**What to do:**
Extract and list every line that contains the word "Which".

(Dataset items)
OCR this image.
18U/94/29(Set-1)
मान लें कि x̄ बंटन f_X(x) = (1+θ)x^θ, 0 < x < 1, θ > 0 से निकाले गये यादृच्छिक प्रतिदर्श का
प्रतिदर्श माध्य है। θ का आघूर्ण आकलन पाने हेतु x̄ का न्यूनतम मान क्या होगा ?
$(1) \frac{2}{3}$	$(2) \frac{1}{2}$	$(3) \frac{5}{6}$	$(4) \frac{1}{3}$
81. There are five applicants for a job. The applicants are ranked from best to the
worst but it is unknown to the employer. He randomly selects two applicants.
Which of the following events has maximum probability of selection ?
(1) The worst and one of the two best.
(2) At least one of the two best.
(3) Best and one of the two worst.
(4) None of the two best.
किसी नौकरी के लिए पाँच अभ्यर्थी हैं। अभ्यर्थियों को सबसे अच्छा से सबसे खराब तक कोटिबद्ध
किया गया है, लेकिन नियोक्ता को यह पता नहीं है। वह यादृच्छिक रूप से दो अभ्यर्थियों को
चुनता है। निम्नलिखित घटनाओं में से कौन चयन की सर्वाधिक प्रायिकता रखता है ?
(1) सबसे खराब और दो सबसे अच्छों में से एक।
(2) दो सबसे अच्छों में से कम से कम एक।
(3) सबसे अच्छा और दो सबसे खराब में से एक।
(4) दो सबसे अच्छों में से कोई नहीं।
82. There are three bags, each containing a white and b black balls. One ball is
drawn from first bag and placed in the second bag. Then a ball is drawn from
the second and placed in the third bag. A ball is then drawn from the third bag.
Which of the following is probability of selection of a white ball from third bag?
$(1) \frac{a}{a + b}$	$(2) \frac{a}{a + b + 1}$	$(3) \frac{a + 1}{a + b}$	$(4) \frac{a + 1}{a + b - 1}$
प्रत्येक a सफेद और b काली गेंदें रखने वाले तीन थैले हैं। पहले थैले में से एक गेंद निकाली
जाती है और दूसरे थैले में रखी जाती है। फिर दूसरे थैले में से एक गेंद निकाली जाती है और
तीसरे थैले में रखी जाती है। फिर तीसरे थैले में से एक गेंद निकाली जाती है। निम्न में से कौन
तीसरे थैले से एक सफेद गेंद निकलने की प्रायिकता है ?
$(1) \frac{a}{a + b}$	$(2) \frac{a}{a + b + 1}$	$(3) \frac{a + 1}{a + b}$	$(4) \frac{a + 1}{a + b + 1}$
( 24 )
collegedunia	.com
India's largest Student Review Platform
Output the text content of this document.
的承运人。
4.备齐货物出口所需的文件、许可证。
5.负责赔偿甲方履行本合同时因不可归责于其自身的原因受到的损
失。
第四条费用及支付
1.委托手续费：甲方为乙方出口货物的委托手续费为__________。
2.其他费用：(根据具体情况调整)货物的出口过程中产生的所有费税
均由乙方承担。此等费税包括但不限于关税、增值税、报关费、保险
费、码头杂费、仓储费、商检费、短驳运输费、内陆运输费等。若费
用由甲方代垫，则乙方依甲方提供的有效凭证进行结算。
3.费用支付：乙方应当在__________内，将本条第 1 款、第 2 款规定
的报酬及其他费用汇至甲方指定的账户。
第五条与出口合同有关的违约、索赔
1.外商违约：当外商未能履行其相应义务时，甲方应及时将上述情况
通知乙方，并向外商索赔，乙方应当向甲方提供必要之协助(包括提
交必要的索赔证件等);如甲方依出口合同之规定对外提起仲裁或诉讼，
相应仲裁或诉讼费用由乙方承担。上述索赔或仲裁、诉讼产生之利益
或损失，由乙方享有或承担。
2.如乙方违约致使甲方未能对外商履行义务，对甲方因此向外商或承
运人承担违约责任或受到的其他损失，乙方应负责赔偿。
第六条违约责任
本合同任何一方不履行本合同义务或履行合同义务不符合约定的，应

**In response:**
Which of the following events has maximum probability of selection ?
Which of the following is probability of selection of a white ball from third bag?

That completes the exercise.